What needs to be done. Look through the lines below, find those with the word "iugis", and copy them.

Collection entries.
○ ○ ○ ○

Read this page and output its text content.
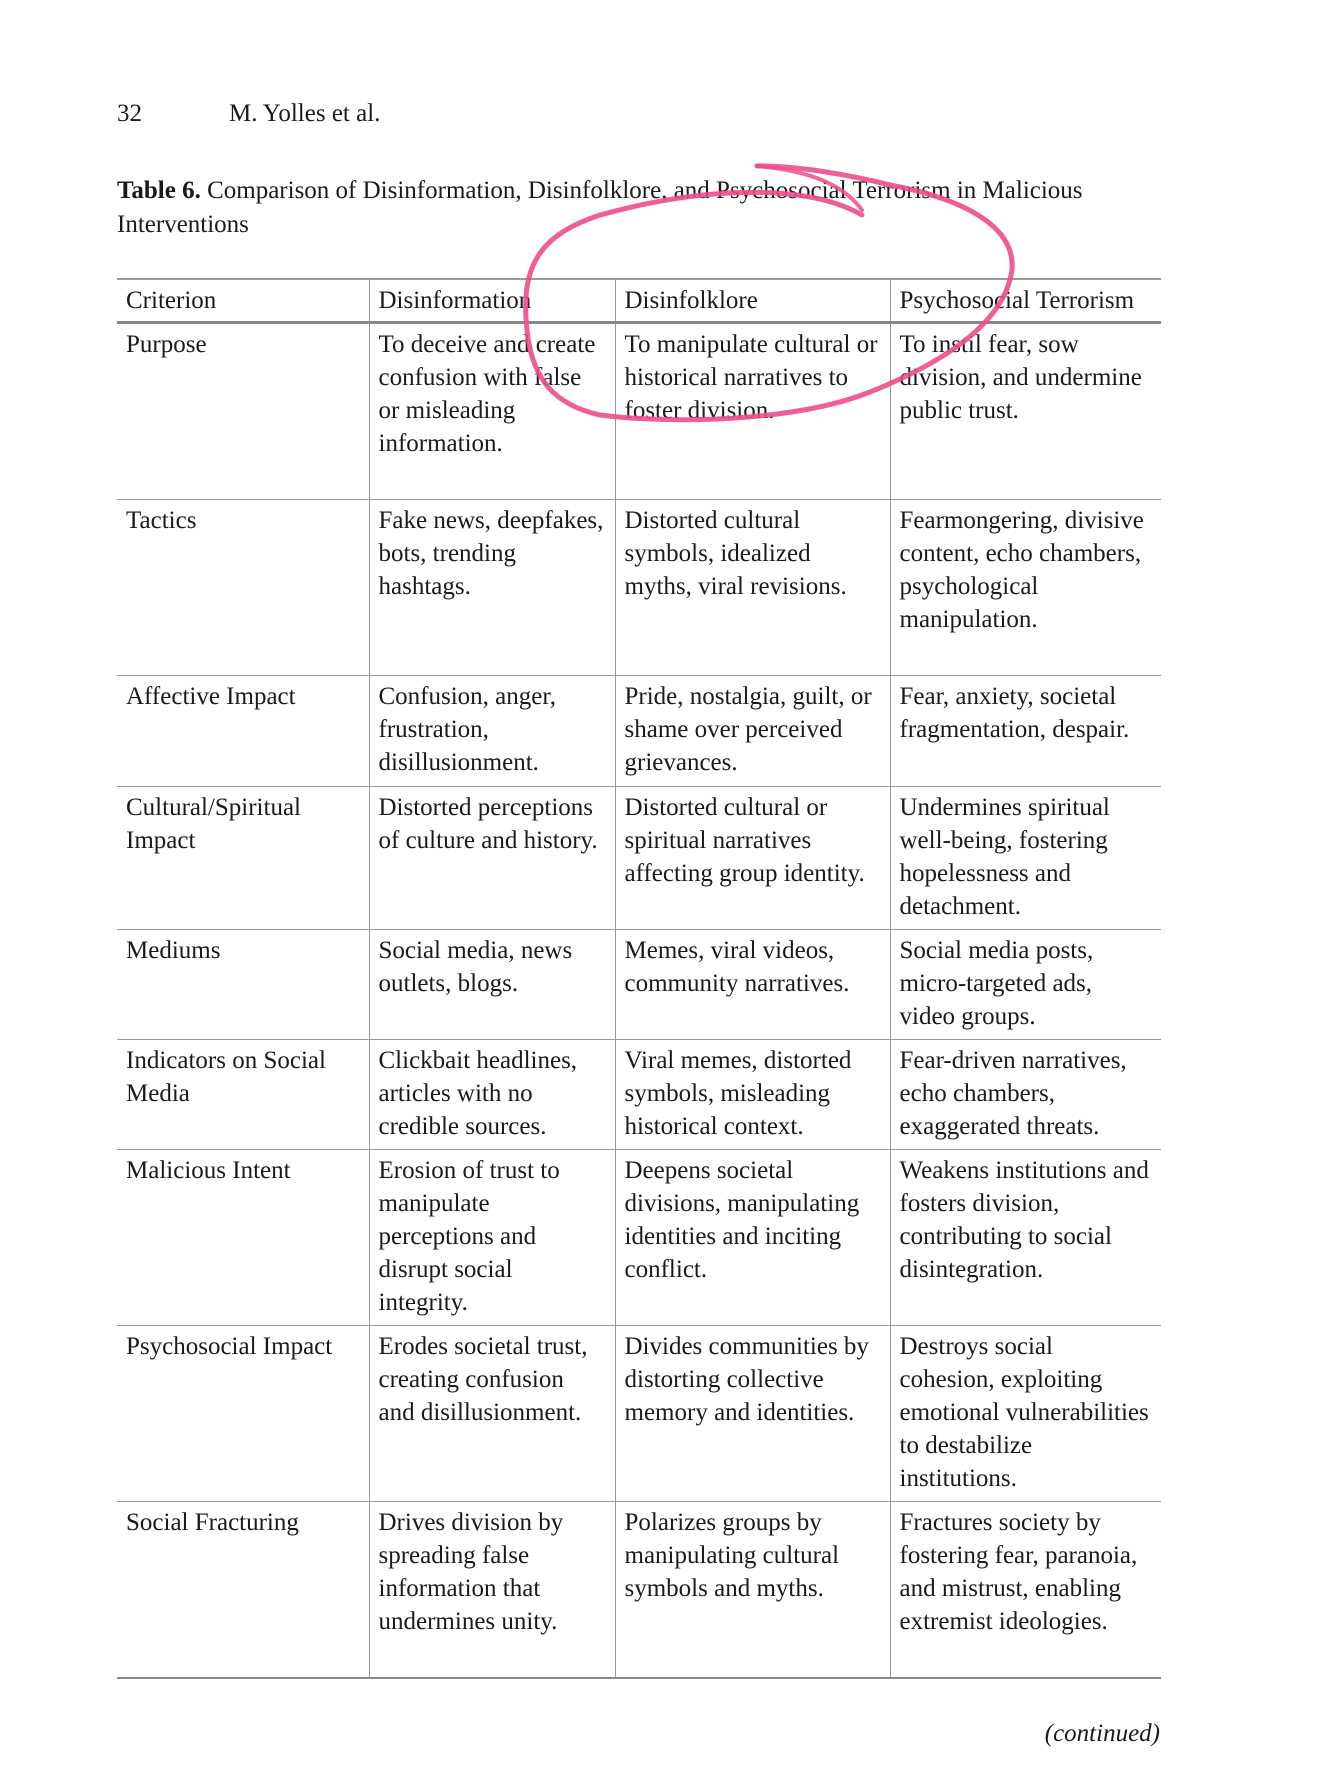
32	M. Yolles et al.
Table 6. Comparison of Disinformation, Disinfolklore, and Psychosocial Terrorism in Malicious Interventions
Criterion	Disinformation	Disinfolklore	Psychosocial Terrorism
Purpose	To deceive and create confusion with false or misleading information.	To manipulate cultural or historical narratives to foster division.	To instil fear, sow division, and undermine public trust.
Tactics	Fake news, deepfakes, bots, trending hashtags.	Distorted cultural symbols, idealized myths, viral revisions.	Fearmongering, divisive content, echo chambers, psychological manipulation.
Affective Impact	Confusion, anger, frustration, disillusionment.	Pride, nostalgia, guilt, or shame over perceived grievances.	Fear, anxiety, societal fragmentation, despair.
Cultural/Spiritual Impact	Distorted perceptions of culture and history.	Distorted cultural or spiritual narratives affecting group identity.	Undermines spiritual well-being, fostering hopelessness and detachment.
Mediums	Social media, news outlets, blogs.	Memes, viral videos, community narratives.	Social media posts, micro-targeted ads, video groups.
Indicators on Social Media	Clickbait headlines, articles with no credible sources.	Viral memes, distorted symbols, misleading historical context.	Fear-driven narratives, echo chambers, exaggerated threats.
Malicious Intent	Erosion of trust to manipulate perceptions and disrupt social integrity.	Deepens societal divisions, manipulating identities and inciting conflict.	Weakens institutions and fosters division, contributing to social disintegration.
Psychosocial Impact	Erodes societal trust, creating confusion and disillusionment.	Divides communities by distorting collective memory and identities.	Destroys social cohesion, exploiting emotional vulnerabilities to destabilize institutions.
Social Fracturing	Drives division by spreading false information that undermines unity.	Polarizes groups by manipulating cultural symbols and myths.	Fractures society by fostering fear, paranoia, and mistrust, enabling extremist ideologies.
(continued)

○ ○ ○ ○

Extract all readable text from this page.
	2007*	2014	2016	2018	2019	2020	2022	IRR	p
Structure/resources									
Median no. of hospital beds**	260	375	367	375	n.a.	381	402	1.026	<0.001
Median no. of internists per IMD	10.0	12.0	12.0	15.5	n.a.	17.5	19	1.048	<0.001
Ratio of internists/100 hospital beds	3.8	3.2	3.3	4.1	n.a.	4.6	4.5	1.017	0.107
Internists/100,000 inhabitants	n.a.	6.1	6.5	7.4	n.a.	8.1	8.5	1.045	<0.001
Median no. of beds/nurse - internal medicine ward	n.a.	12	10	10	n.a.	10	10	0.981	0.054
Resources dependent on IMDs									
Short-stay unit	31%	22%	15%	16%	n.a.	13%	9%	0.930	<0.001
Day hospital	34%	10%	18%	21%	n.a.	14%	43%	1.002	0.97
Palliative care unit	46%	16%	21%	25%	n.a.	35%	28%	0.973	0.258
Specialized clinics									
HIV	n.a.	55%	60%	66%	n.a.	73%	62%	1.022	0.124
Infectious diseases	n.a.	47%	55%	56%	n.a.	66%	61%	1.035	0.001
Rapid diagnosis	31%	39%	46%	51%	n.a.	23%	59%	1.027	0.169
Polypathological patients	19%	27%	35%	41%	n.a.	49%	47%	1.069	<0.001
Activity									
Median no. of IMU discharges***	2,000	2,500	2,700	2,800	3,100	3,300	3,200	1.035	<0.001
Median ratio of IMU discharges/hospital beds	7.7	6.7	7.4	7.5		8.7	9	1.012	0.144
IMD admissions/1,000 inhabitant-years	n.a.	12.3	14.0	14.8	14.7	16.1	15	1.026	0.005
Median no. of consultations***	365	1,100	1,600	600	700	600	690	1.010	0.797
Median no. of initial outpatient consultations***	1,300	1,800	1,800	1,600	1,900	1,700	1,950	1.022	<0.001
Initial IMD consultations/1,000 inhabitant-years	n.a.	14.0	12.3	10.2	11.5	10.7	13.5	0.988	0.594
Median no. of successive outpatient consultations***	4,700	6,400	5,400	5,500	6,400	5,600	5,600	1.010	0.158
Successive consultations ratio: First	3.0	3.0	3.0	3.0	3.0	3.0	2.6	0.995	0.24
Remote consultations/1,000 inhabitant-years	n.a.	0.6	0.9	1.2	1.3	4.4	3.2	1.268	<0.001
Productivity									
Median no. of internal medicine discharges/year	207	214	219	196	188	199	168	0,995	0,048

○ ○ ○ ○

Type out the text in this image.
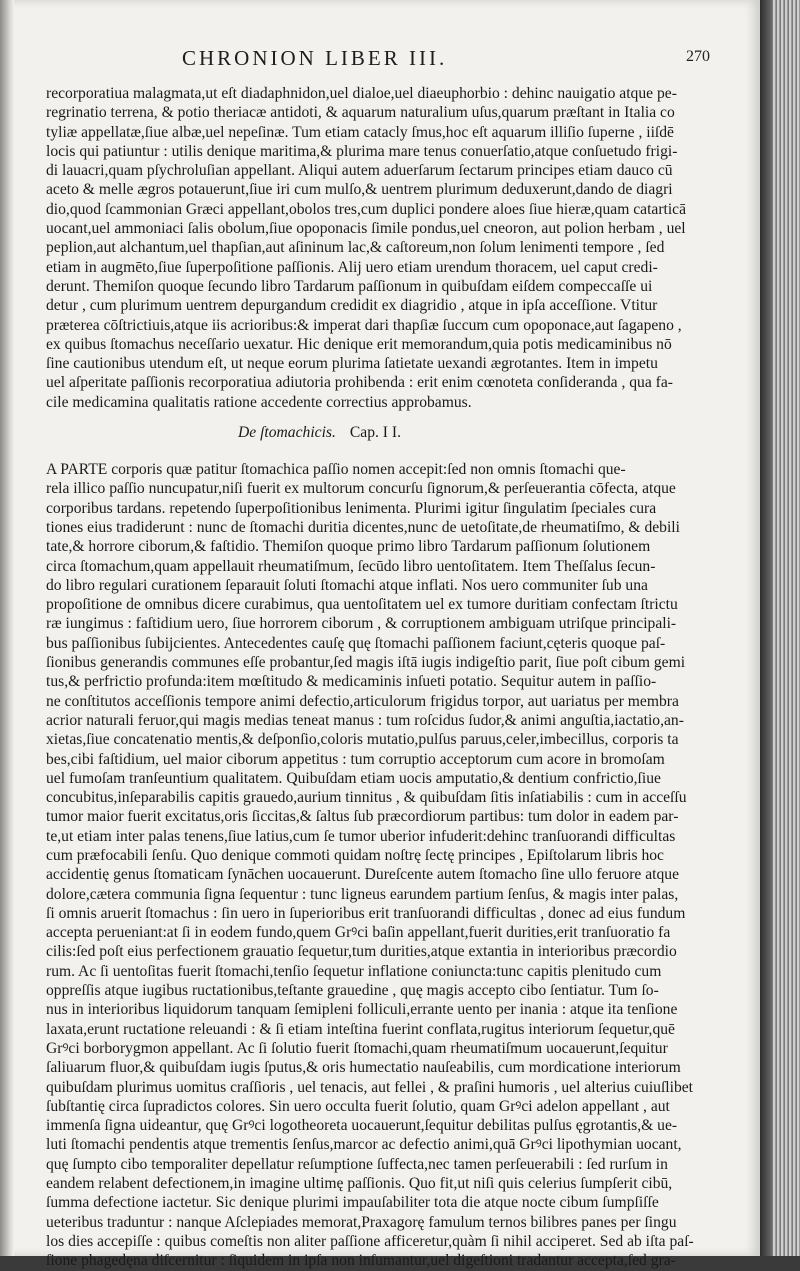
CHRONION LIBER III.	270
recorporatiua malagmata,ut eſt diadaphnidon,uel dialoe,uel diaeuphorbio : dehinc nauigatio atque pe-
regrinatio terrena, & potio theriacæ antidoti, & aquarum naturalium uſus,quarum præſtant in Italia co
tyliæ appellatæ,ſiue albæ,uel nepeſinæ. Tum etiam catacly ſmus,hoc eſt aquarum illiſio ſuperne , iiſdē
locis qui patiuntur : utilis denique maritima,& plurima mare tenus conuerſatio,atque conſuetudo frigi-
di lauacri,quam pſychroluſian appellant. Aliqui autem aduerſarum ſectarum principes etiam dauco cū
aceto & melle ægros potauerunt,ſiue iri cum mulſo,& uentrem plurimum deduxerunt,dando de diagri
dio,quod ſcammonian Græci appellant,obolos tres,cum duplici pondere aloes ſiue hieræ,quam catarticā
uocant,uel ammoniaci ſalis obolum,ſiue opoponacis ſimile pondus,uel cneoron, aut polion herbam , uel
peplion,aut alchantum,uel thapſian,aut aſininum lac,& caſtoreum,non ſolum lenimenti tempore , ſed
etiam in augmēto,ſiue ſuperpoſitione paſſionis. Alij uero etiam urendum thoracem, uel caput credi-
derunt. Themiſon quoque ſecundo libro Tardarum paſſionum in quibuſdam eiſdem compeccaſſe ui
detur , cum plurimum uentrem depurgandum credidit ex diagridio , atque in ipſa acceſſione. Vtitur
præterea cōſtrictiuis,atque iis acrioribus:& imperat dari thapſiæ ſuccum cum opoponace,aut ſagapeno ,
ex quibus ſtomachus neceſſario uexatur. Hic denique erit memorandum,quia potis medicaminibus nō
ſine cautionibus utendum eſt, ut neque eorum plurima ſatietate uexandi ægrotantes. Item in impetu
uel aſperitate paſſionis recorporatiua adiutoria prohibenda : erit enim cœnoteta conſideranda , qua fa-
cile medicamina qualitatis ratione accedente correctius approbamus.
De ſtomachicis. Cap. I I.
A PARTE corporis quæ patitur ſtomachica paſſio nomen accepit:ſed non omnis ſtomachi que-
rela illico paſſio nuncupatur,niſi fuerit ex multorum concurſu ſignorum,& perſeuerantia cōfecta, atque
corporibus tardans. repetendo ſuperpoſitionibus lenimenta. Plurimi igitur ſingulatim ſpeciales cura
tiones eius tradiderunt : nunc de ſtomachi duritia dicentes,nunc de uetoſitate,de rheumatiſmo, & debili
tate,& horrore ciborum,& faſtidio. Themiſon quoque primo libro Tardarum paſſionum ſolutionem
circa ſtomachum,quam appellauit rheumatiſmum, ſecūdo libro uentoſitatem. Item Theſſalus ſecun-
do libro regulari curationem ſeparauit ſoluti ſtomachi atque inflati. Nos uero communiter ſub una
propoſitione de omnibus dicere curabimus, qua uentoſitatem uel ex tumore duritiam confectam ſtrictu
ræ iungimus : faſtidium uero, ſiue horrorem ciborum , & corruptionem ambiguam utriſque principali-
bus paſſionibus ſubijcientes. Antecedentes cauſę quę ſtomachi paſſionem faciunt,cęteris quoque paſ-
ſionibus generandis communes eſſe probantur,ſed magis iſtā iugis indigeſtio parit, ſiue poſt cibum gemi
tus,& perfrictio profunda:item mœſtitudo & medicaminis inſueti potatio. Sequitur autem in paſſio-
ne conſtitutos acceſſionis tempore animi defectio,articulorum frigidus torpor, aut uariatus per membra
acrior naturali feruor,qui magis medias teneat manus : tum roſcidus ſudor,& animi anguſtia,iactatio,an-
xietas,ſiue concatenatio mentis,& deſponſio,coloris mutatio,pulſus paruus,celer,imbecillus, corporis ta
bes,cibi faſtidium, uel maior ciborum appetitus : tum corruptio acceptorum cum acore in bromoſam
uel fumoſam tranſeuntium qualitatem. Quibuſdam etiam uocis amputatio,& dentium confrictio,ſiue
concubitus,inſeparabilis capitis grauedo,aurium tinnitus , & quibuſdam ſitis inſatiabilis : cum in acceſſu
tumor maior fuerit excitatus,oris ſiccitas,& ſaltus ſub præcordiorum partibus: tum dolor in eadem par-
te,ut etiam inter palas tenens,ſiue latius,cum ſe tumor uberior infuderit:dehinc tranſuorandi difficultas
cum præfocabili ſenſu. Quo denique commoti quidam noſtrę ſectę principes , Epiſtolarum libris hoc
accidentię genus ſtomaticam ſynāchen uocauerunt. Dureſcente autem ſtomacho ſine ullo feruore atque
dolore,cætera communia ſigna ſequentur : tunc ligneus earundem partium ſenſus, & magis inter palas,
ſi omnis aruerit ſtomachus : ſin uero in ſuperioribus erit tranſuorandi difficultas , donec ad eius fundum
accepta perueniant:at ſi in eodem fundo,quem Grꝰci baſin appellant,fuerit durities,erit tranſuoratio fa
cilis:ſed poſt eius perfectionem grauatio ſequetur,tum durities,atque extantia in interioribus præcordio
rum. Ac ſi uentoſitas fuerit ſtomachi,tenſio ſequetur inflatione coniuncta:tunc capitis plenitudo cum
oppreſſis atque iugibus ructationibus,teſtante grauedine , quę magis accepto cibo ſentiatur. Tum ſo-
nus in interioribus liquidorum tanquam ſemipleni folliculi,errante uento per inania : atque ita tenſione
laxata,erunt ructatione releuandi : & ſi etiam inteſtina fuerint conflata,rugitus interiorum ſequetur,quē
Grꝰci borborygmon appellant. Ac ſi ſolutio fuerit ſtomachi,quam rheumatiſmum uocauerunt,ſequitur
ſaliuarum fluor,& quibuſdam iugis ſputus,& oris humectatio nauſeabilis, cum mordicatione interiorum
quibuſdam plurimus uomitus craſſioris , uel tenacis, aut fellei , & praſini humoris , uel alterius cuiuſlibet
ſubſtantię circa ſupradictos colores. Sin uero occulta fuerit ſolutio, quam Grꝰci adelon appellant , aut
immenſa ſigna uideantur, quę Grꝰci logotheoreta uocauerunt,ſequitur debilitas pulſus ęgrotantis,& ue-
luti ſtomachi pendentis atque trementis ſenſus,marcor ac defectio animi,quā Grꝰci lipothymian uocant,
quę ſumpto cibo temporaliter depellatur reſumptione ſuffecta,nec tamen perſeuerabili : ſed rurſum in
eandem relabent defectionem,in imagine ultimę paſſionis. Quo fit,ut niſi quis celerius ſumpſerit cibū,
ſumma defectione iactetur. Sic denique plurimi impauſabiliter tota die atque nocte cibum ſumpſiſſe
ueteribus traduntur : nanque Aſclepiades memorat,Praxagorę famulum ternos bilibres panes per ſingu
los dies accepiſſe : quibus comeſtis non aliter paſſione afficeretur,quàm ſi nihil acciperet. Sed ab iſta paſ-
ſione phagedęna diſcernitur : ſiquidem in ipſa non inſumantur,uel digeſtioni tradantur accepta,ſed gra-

○ ○ ○ ○

Answer to the problem.
ſionibus generandis communes eſſe probantur,ſed magis iſtā iugis indigeſtio parit, ſiue poſt cibum gemi
ſaliuarum fluor,& quibuſdam iugis ſputus,& oris humectatio nauſeabilis, cum mordicatione interiorum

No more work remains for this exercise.